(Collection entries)
# # # #
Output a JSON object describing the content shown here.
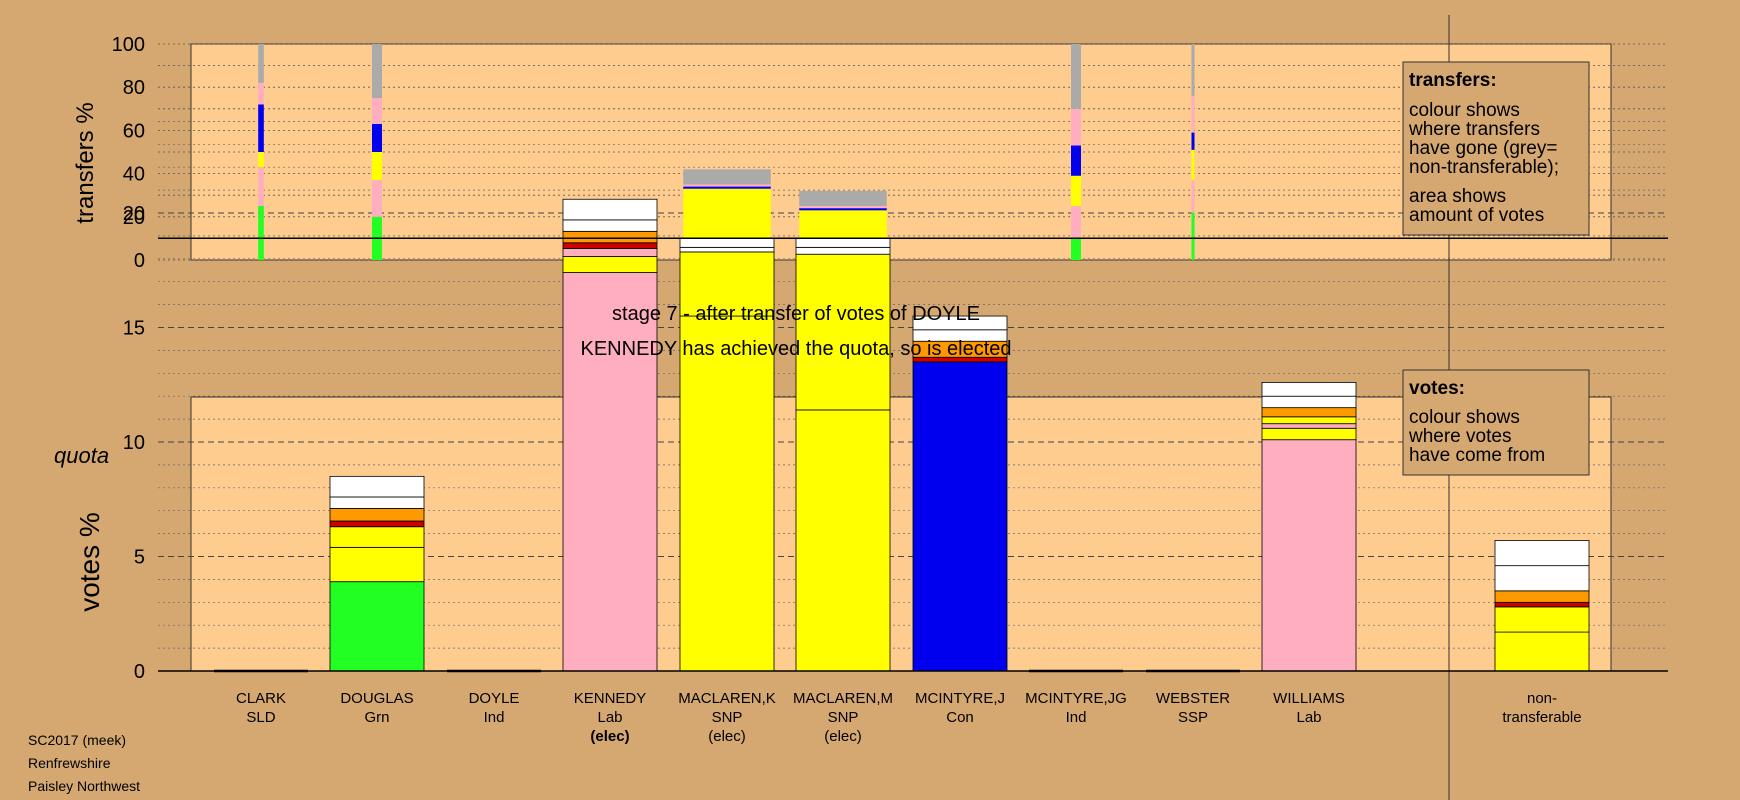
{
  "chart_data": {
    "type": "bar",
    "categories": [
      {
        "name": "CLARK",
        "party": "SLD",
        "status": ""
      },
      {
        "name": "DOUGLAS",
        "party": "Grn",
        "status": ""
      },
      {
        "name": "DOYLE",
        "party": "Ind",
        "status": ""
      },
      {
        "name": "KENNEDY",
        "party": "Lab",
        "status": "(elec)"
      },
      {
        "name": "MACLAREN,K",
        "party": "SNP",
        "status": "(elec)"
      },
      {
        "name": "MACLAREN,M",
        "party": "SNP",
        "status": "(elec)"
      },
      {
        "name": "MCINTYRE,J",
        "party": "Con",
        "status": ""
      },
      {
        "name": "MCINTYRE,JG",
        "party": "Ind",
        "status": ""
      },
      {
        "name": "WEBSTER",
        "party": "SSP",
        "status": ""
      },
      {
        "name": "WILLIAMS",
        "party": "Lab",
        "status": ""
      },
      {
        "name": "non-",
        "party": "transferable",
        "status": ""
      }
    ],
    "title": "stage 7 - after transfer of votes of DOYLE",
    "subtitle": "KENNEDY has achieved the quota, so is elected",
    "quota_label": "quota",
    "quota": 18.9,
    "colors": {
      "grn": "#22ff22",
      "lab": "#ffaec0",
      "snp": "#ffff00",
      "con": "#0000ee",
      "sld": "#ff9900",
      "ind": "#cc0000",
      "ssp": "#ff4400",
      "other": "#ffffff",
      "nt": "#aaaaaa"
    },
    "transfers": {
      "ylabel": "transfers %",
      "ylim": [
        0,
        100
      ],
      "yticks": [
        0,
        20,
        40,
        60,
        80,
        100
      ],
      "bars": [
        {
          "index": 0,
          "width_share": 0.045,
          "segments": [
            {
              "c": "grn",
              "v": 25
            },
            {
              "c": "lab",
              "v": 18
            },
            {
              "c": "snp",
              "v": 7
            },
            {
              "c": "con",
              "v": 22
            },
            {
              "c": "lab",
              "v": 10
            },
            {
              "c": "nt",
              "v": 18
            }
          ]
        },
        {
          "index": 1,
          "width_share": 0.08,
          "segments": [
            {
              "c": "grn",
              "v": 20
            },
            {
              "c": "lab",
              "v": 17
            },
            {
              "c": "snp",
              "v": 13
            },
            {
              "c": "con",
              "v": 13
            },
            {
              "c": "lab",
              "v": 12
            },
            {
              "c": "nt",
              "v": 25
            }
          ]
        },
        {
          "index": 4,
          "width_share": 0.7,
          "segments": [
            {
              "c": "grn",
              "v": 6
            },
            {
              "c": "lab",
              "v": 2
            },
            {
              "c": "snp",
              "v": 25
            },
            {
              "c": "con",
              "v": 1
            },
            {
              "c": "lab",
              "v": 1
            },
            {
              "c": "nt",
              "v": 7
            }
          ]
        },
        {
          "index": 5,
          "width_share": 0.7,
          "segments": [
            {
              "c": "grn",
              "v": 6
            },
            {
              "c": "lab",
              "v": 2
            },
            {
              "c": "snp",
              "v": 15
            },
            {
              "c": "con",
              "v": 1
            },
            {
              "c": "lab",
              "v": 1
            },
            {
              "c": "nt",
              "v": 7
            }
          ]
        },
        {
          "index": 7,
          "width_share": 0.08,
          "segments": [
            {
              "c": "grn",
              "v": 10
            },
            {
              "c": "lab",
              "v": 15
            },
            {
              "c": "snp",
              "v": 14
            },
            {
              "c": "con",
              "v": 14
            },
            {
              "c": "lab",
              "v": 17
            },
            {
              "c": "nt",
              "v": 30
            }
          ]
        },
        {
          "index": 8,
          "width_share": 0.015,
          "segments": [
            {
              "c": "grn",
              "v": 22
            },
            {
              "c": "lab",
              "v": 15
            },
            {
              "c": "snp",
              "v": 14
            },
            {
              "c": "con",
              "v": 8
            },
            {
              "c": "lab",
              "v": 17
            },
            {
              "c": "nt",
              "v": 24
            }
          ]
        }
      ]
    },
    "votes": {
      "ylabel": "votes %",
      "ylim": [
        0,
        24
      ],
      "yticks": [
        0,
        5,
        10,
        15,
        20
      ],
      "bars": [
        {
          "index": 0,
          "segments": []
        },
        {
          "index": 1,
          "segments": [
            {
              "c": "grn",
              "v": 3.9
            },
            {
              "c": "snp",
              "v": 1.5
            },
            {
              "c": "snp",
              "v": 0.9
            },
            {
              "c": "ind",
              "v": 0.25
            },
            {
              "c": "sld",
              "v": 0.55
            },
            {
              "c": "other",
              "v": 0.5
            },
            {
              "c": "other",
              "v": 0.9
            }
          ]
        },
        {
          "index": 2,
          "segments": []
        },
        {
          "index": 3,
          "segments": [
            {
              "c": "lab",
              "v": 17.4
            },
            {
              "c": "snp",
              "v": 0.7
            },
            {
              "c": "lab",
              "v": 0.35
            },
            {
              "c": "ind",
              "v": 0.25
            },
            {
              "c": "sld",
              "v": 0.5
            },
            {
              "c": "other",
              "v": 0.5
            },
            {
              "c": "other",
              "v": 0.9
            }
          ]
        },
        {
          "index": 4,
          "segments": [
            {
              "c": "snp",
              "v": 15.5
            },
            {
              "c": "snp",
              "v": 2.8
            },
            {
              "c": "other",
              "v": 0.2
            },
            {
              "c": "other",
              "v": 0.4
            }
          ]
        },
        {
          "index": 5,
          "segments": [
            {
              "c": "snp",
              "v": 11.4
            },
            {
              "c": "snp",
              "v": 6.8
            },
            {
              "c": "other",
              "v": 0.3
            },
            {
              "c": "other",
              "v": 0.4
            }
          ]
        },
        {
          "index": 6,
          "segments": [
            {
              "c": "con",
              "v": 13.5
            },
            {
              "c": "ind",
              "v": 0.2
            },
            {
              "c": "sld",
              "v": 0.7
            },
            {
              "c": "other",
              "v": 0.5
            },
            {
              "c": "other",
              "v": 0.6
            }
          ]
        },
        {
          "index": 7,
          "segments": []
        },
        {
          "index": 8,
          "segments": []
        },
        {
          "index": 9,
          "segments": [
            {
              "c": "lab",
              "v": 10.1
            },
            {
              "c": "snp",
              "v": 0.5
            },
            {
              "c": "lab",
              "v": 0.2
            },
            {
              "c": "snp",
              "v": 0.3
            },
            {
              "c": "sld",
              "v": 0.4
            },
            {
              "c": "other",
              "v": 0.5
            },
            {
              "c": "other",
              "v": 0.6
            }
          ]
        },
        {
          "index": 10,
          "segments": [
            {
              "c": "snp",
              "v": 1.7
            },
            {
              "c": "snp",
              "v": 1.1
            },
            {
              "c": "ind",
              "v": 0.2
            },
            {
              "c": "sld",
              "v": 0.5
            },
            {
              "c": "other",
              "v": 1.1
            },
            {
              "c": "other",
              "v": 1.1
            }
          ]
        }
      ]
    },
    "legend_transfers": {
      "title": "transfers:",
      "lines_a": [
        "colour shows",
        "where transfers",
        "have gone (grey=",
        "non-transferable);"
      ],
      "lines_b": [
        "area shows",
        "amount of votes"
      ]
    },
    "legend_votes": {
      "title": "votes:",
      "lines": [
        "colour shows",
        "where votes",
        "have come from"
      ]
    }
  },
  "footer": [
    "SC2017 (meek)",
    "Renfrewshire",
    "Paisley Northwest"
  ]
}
# # # #
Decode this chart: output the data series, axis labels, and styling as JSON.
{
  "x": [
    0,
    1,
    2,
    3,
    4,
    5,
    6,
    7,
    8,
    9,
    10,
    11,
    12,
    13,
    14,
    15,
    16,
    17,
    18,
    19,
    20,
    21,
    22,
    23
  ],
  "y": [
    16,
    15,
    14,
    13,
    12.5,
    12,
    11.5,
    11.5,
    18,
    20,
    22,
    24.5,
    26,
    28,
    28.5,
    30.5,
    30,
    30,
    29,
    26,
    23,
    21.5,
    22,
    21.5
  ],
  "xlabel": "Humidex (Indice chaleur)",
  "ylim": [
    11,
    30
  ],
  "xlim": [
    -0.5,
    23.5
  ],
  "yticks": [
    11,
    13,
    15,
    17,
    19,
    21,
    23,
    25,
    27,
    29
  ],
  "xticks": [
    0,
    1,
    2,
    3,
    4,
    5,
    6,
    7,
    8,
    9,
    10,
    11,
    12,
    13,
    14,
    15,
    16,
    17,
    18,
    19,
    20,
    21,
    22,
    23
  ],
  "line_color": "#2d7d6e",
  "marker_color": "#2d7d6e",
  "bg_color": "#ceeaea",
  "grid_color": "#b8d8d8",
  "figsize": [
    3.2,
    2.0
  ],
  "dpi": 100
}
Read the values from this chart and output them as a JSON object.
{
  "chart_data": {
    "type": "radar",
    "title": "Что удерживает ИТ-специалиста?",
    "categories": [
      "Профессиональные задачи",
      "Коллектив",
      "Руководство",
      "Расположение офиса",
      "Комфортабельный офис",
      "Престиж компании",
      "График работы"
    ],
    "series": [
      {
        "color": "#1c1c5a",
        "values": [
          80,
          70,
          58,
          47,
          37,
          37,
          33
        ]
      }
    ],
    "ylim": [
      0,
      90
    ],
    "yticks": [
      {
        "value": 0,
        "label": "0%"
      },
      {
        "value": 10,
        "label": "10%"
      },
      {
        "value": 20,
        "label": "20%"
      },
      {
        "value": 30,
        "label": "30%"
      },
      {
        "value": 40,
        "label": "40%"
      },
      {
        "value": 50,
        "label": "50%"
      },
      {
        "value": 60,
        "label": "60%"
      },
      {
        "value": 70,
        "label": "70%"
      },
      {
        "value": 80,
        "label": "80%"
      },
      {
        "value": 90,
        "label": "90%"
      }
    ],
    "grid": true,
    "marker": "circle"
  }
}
# # # #
Gather each line of the records holding the string "name".

        "name": "CLARK",
        "name": "DOUGLAS",
        "name": "DOYLE",
        "name": "KENNEDY",
        "name": "MACLAREN,K",
        "name": "MACLAREN,M",
        "name": "MCINTYRE,J",
        "name": "MCINTYRE,JG",
        "name": "WEBSTER",
        "name": "WILLIAMS",
        "name": "non-",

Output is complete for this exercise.